Set task: Omit all images. Transcribe the rest of the material below exactly.

Input:
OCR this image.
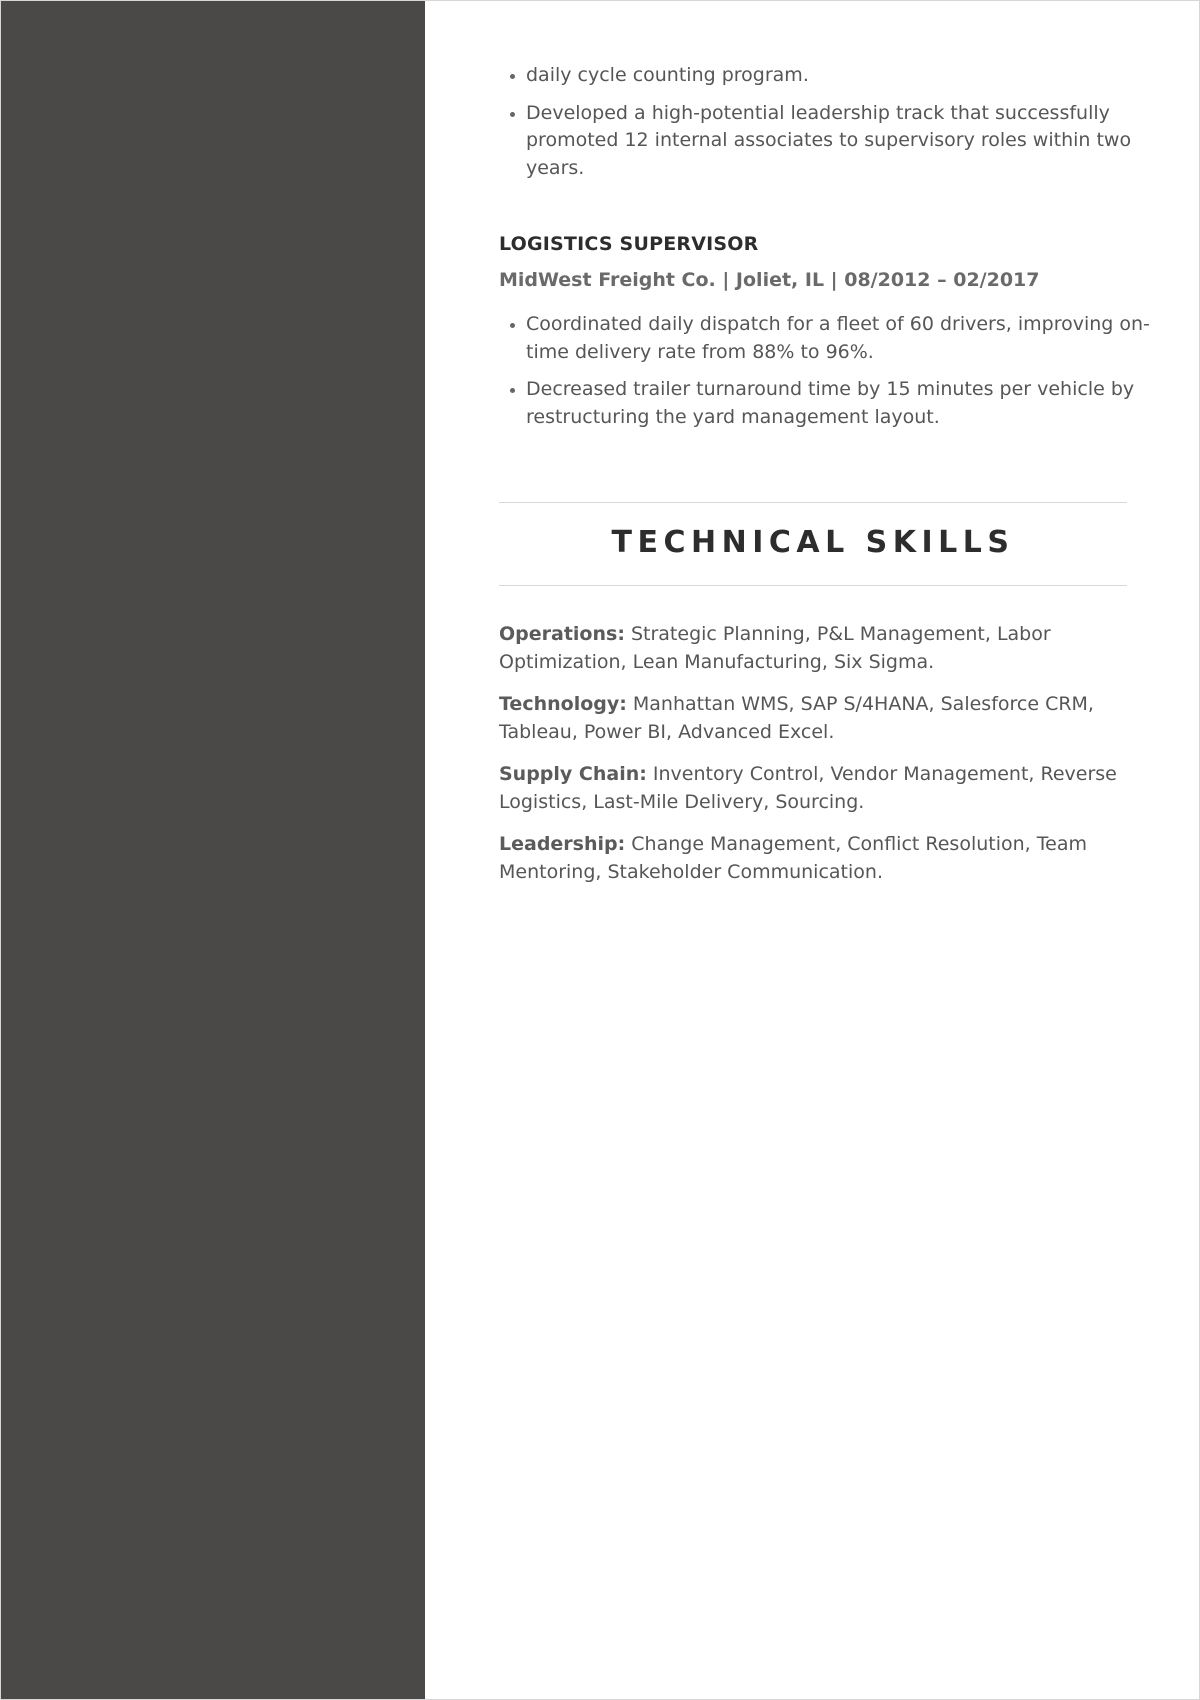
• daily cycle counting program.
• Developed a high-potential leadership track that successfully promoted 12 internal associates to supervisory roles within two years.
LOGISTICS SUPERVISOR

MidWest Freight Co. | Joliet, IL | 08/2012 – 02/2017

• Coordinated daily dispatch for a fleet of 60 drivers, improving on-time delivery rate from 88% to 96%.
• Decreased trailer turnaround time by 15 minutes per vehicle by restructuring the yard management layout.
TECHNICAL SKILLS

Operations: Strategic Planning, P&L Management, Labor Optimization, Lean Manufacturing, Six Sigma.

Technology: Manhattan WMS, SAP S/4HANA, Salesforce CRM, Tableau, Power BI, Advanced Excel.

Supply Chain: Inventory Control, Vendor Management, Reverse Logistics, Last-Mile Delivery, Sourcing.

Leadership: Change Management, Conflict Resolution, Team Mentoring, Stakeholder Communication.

Reply:
OCR this image.
• daily cycle counting program.
• Developed a high-potential leadership track that successfully promoted 12 internal associates to supervisory roles within two years.
LOGISTICS SUPERVISOR

MidWest Freight Co. | Joliet, IL | 08/2012 – 02/2017

• Coordinated daily dispatch for a fleet of 60 drivers, improving on-time delivery rate from 88% to 96%.
• Decreased trailer turnaround time by 15 minutes per vehicle by restructuring the yard management layout.
TECHNICAL SKILLS

Operations: Strategic Planning, P&L Management, Labor Optimization, Lean Manufacturing, Six Sigma.

Technology: Manhattan WMS, SAP S/4HANA, Salesforce CRM, Tableau, Power BI, Advanced Excel.

Supply Chain: Inventory Control, Vendor Management, Reverse Logistics, Last-Mile Delivery, Sourcing.

Leadership: Change Management, Conflict Resolution, Team Mentoring, Stakeholder Communication.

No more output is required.